### YOUR OBJECTIVE
Present the following entries again, word for word and in full.

(Records)
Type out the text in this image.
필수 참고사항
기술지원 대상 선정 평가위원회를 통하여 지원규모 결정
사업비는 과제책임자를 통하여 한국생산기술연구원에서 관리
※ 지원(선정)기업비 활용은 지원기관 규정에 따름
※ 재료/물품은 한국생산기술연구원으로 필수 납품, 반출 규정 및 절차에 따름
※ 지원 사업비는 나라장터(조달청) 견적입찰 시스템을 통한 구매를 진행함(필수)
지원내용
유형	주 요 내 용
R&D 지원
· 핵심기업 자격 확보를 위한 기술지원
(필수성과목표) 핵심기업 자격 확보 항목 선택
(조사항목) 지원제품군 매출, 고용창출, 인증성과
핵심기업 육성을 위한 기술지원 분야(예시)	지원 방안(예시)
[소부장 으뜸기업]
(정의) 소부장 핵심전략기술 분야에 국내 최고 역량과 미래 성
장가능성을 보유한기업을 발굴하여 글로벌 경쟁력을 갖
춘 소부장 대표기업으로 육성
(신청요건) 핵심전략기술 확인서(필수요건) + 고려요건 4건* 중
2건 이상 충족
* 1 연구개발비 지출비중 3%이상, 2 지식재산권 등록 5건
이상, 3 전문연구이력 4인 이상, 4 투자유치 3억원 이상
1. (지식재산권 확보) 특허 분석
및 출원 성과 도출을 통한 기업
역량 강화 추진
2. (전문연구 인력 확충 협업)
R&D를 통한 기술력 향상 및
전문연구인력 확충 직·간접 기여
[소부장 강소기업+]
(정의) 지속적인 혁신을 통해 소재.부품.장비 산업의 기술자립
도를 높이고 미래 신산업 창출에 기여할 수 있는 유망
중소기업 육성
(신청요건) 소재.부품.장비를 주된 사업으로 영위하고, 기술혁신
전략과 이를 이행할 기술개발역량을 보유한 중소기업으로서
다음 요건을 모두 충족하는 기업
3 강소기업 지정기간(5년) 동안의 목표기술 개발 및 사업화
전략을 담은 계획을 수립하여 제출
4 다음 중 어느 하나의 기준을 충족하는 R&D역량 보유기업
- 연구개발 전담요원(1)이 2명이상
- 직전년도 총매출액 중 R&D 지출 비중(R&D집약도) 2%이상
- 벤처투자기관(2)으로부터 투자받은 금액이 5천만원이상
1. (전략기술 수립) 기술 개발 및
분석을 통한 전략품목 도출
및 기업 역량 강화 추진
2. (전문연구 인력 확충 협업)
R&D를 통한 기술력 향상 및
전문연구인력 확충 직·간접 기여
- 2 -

### SOLVED EXERCISE
Type out the text in this image.
필수 참고사항
기술지원 대상 선정 평가위원회를 통하여 지원규모 결정
사업비는 과제책임자를 통하여 한국생산기술연구원에서 관리
※ 지원(선정)기업비 활용은 지원기관 규정에 따름
※ 재료/물품은 한국생산기술연구원으로 필수 납품, 반출 규정 및 절차에 따름
※ 지원 사업비는 나라장터(조달청) 견적입찰 시스템을 통한 구매를 진행함(필수)
지원내용
유형	주 요 내 용
R&D 지원
· 핵심기업 자격 확보를 위한 기술지원
(필수성과목표) 핵심기업 자격 확보 항목 선택
(조사항목) 지원제품군 매출, 고용창출, 인증성과
핵심기업 육성을 위한 기술지원 분야(예시)	지원 방안(예시)
[소부장 으뜸기업]
(정의) 소부장 핵심전략기술 분야에 국내 최고 역량과 미래 성
장가능성을 보유한기업을 발굴하여 글로벌 경쟁력을 갖
춘 소부장 대표기업으로 육성
(신청요건) 핵심전략기술 확인서(필수요건) + 고려요건 4건* 중
2건 이상 충족
* 1 연구개발비 지출비중 3%이상, 2 지식재산권 등록 5건
이상, 3 전문연구이력 4인 이상, 4 투자유치 3억원 이상
1. (지식재산권 확보) 특허 분석
및 출원 성과 도출을 통한 기업
역량 강화 추진
2. (전문연구 인력 확충 협업)
R&D를 통한 기술력 향상 및
전문연구인력 확충 직·간접 기여
[소부장 강소기업+]
(정의) 지속적인 혁신을 통해 소재.부품.장비 산업의 기술자립
도를 높이고 미래 신산업 창출에 기여할 수 있는 유망
중소기업 육성
(신청요건) 소재.부품.장비를 주된 사업으로 영위하고, 기술혁신
전략과 이를 이행할 기술개발역량을 보유한 중소기업으로서
다음 요건을 모두 충족하는 기업
3 강소기업 지정기간(5년) 동안의 목표기술 개발 및 사업화
전략을 담은 계획을 수립하여 제출
4 다음 중 어느 하나의 기준을 충족하는 R&D역량 보유기업
- 연구개발 전담요원(1)이 2명이상
- 직전년도 총매출액 중 R&D 지출 비중(R&D집약도) 2%이상
- 벤처투자기관(2)으로부터 투자받은 금액이 5천만원이상
1. (전략기술 수립) 기술 개발 및
분석을 통한 전략품목 도출
및 기업 역량 강화 추진
2. (전문연구 인력 확충 협업)
R&D를 통한 기술력 향상 및
전문연구인력 확충 직·간접 기여
- 2 -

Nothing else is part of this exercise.